**PROVIDED INFORMATION**
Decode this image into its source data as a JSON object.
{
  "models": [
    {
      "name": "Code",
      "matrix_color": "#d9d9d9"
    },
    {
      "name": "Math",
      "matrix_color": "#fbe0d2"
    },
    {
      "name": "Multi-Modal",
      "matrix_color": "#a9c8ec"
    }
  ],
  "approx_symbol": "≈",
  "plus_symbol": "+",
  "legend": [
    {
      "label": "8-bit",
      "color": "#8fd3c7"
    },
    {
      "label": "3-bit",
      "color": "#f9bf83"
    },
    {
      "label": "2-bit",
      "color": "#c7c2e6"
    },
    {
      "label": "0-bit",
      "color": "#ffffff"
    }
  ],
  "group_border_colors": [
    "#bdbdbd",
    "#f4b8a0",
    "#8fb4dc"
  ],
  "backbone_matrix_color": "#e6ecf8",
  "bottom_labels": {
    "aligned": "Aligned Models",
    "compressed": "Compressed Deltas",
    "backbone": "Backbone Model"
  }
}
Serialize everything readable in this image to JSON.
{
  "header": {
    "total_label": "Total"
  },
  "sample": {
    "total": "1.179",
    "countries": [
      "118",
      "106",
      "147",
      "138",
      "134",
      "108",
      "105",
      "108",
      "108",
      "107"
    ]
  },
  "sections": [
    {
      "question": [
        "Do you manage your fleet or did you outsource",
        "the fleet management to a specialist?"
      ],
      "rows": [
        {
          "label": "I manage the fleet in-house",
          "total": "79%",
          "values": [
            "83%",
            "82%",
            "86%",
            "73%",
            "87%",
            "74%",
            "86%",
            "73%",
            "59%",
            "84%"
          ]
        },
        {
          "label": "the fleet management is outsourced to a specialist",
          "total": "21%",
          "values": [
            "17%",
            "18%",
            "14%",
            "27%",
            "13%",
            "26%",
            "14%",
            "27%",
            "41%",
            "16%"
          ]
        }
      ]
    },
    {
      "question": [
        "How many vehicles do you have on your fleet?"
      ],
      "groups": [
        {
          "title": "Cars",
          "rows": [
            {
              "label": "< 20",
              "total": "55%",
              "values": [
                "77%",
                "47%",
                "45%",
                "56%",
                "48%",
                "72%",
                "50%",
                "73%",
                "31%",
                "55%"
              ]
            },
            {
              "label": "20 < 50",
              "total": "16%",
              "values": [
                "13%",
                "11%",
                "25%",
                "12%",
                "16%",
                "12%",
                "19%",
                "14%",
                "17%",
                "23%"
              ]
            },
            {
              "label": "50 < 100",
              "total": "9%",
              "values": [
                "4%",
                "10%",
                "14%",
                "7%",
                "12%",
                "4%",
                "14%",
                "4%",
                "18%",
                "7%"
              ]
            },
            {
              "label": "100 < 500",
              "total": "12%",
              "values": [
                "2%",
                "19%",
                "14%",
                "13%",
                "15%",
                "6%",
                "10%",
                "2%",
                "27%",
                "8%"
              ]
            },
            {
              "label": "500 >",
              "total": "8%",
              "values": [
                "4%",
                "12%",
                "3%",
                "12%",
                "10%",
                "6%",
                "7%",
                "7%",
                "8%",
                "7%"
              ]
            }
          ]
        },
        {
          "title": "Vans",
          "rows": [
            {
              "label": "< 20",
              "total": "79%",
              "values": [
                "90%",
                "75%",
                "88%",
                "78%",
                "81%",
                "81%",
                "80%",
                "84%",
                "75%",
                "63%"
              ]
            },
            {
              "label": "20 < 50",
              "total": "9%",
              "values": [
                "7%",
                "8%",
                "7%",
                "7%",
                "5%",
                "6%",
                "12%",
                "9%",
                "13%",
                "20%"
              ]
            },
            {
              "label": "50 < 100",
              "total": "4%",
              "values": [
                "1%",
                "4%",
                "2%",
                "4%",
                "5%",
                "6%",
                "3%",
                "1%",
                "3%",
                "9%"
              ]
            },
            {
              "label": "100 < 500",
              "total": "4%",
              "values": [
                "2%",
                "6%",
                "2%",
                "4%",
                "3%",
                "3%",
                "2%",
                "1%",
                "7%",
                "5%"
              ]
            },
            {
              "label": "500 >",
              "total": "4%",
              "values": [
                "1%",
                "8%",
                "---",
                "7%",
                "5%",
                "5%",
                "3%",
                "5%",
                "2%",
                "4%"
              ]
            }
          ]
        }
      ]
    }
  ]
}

**SET EXERCISE**
All entries shown above should be printed again exactly.

**ANSWER FOR THE TASK**
Decode this image into its source data as a JSON object.
{
  "models": [
    {
      "name": "Code",
      "matrix_color": "#d9d9d9"
    },
    {
      "name": "Math",
      "matrix_color": "#fbe0d2"
    },
    {
      "name": "Multi-Modal",
      "matrix_color": "#a9c8ec"
    }
  ],
  "approx_symbol": "≈",
  "plus_symbol": "+",
  "legend": [
    {
      "label": "8-bit",
      "color": "#8fd3c7"
    },
    {
      "label": "3-bit",
      "color": "#f9bf83"
    },
    {
      "label": "2-bit",
      "color": "#c7c2e6"
    },
    {
      "label": "0-bit",
      "color": "#ffffff"
    }
  ],
  "group_border_colors": [
    "#bdbdbd",
    "#f4b8a0",
    "#8fb4dc"
  ],
  "backbone_matrix_color": "#e6ecf8",
  "bottom_labels": {
    "aligned": "Aligned Models",
    "compressed": "Compressed Deltas",
    "backbone": "Backbone Model"
  }
}
Serialize everything readable in this image to JSON.
{
  "header": {
    "total_label": "Total"
  },
  "sample": {
    "total": "1.179",
    "countries": [
      "118",
      "106",
      "147",
      "138",
      "134",
      "108",
      "105",
      "108",
      "108",
      "107"
    ]
  },
  "sections": [
    {
      "question": [
        "Do you manage your fleet or did you outsource",
        "the fleet management to a specialist?"
      ],
      "rows": [
        {
          "label": "I manage the fleet in-house",
          "total": "79%",
          "values": [
            "83%",
            "82%",
            "86%",
            "73%",
            "87%",
            "74%",
            "86%",
            "73%",
            "59%",
            "84%"
          ]
        },
        {
          "label": "the fleet management is outsourced to a specialist",
          "total": "21%",
          "values": [
            "17%",
            "18%",
            "14%",
            "27%",
            "13%",
            "26%",
            "14%",
            "27%",
            "41%",
            "16%"
          ]
        }
      ]
    },
    {
      "question": [
        "How many vehicles do you have on your fleet?"
      ],
      "groups": [
        {
          "title": "Cars",
          "rows": [
            {
              "label": "< 20",
              "total": "55%",
              "values": [
                "77%",
                "47%",
                "45%",
                "56%",
                "48%",
                "72%",
                "50%",
                "73%",
                "31%",
                "55%"
              ]
            },
            {
              "label": "20 < 50",
              "total": "16%",
              "values": [
                "13%",
                "11%",
                "25%",
                "12%",
                "16%",
                "12%",
                "19%",
                "14%",
                "17%",
                "23%"
              ]
            },
            {
              "label": "50 < 100",
              "total": "9%",
              "values": [
                "4%",
                "10%",
                "14%",
                "7%",
                "12%",
                "4%",
                "14%",
                "4%",
                "18%",
                "7%"
              ]
            },
            {
              "label": "100 < 500",
              "total": "12%",
              "values": [
                "2%",
                "19%",
                "14%",
                "13%",
                "15%",
                "6%",
                "10%",
                "2%",
                "27%",
                "8%"
              ]
            },
            {
              "label": "500 >",
              "total": "8%",
              "values": [
                "4%",
                "12%",
                "3%",
                "12%",
                "10%",
                "6%",
                "7%",
                "7%",
                "8%",
                "7%"
              ]
            }
          ]
        },
        {
          "title": "Vans",
          "rows": [
            {
              "label": "< 20",
              "total": "79%",
              "values": [
                "90%",
                "75%",
                "88%",
                "78%",
                "81%",
                "81%",
                "80%",
                "84%",
                "75%",
                "63%"
              ]
            },
            {
              "label": "20 < 50",
              "total": "9%",
              "values": [
                "7%",
                "8%",
                "7%",
                "7%",
                "5%",
                "6%",
                "12%",
                "9%",
                "13%",
                "20%"
              ]
            },
            {
              "label": "50 < 100",
              "total": "4%",
              "values": [
                "1%",
                "4%",
                "2%",
                "4%",
                "5%",
                "6%",
                "3%",
                "1%",
                "3%",
                "9%"
              ]
            },
            {
              "label": "100 < 500",
              "total": "4%",
              "values": [
                "2%",
                "6%",
                "2%",
                "4%",
                "3%",
                "3%",
                "2%",
                "1%",
                "7%",
                "5%"
              ]
            },
            {
              "label": "500 >",
              "total": "4%",
              "values": [
                "1%",
                "8%",
                "---",
                "7%",
                "5%",
                "5%",
                "3%",
                "5%",
                "2%",
                "4%"
              ]
            }
          ]
        }
      ]
    }
  ]
}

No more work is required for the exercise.